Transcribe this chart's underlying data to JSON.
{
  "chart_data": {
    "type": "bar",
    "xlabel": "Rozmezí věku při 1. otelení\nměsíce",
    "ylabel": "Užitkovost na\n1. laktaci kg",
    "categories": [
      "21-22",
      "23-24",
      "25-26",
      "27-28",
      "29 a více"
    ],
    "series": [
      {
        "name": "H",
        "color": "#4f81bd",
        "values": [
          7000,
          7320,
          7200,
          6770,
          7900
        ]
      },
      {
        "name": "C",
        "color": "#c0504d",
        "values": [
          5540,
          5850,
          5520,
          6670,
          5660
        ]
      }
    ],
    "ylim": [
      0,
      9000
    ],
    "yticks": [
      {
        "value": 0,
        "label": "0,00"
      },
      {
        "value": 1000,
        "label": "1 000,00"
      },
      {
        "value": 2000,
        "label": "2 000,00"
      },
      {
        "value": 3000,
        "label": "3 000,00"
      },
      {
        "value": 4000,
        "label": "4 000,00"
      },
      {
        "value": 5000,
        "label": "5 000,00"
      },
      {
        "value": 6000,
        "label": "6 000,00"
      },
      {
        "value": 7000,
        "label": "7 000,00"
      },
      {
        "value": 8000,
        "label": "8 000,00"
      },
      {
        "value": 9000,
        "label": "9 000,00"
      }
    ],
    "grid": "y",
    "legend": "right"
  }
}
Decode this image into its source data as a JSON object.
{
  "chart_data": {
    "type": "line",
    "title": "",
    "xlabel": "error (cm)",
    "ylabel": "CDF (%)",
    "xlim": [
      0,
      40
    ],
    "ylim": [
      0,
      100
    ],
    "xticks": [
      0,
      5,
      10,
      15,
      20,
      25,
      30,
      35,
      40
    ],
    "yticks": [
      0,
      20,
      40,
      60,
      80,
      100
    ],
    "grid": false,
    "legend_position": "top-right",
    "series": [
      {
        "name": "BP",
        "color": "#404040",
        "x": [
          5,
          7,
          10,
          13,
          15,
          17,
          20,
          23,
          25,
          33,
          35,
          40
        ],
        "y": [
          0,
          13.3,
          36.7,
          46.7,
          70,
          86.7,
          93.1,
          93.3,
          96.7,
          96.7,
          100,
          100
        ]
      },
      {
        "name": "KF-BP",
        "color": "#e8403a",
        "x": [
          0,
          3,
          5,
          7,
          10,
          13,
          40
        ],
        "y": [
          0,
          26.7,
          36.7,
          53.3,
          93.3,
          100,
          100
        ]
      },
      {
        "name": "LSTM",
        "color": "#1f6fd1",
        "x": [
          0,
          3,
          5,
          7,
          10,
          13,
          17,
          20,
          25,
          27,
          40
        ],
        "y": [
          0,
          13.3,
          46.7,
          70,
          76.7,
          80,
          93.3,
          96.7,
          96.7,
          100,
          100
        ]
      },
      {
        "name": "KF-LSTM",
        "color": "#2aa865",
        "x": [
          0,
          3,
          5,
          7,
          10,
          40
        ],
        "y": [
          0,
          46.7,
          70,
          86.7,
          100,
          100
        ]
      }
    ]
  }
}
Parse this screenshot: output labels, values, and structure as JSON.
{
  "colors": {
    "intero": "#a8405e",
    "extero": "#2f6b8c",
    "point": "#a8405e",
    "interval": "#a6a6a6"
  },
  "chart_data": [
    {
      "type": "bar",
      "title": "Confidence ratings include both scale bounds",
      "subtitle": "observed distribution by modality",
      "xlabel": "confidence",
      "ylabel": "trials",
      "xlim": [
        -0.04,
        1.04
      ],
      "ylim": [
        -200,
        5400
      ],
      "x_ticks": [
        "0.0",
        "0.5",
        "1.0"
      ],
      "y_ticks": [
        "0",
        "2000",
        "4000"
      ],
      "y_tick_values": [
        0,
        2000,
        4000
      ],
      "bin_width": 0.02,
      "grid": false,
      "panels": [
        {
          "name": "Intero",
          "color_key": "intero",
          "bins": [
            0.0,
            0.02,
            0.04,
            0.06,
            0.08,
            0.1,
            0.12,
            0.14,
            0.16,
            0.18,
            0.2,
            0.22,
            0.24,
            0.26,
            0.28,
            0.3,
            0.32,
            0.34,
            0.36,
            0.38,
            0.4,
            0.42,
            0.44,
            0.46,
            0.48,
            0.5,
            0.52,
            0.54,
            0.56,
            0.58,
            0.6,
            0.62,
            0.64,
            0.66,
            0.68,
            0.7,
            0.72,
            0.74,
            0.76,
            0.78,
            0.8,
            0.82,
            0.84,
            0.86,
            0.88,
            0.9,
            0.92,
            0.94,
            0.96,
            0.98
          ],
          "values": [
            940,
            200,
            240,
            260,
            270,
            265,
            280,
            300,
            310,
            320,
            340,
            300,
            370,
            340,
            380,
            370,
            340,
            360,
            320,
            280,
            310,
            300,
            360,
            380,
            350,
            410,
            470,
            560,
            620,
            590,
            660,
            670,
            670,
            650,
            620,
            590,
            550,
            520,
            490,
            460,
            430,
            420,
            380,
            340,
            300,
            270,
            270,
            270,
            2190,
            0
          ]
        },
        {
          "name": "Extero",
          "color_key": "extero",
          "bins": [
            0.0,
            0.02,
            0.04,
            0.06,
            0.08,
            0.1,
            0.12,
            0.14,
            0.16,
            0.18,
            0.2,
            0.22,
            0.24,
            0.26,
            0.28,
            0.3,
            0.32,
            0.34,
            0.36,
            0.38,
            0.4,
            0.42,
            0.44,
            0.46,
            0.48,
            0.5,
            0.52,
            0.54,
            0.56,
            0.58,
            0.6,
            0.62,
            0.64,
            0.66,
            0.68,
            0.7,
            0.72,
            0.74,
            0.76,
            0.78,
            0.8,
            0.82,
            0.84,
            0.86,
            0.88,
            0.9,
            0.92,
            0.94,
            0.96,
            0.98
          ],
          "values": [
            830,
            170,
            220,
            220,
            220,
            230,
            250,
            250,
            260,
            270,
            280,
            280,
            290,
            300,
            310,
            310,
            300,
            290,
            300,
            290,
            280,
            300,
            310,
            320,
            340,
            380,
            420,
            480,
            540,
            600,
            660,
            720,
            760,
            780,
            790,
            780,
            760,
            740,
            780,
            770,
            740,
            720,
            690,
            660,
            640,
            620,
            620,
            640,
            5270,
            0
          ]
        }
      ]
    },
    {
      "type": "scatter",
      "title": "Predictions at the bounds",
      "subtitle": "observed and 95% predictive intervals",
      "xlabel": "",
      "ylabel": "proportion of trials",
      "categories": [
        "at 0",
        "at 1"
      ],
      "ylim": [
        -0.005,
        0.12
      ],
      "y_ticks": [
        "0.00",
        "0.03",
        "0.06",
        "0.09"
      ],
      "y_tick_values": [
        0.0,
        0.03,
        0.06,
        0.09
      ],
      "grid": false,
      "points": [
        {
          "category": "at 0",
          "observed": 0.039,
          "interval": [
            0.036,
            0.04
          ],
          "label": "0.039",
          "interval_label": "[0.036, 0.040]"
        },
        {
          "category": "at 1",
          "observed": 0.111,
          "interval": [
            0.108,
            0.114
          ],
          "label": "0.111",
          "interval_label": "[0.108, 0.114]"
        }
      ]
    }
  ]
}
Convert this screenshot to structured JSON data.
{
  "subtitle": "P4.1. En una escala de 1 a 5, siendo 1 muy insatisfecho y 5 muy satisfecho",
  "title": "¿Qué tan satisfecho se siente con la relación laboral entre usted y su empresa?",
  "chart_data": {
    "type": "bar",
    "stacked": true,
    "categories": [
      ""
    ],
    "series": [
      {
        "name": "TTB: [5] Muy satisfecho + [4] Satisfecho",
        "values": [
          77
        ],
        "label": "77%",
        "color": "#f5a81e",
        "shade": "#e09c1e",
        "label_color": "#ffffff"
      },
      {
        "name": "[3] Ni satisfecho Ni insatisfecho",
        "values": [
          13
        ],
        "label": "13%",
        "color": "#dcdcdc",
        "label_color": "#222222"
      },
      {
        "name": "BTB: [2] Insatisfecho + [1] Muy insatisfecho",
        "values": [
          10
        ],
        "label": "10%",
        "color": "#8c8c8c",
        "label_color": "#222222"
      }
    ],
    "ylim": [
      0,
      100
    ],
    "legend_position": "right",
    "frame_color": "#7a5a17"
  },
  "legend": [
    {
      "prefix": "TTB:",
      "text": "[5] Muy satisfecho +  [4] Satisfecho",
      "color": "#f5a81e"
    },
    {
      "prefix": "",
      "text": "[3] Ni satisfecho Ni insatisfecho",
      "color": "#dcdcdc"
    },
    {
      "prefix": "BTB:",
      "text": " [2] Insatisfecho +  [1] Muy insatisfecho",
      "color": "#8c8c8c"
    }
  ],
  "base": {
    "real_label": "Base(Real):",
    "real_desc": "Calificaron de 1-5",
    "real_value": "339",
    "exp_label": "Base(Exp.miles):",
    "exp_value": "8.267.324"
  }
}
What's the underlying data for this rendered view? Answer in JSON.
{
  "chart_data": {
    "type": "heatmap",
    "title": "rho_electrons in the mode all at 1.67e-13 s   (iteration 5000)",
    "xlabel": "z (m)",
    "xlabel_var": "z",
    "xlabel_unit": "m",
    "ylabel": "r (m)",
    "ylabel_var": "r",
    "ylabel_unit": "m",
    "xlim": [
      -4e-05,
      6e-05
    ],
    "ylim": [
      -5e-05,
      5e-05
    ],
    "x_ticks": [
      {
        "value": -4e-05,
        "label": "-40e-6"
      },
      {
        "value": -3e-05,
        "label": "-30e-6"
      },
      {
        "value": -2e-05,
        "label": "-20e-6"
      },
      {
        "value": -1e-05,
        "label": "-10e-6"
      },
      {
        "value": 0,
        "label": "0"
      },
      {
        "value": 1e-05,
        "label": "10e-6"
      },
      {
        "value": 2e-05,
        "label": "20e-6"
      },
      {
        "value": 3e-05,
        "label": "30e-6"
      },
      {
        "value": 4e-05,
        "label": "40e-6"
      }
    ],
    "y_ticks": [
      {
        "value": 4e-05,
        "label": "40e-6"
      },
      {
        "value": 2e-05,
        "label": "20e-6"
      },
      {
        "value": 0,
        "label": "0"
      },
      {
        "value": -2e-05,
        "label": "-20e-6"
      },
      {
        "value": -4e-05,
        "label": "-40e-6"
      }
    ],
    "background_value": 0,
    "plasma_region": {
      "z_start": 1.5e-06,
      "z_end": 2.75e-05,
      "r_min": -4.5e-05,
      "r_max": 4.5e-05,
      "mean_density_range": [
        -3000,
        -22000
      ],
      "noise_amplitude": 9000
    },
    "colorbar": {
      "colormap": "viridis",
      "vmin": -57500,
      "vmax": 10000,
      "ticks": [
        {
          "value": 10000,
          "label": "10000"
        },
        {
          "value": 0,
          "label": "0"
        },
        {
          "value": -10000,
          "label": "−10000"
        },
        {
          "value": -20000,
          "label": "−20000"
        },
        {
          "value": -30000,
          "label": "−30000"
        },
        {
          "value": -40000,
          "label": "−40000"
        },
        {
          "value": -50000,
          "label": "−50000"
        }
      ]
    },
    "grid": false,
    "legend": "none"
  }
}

——————

Goal of the exercise ::
From the data, pick out every line that includes "right".

Worked solution ::
    "legend": "right"
    "legend_position": "top-right",
    "legend_position": "right",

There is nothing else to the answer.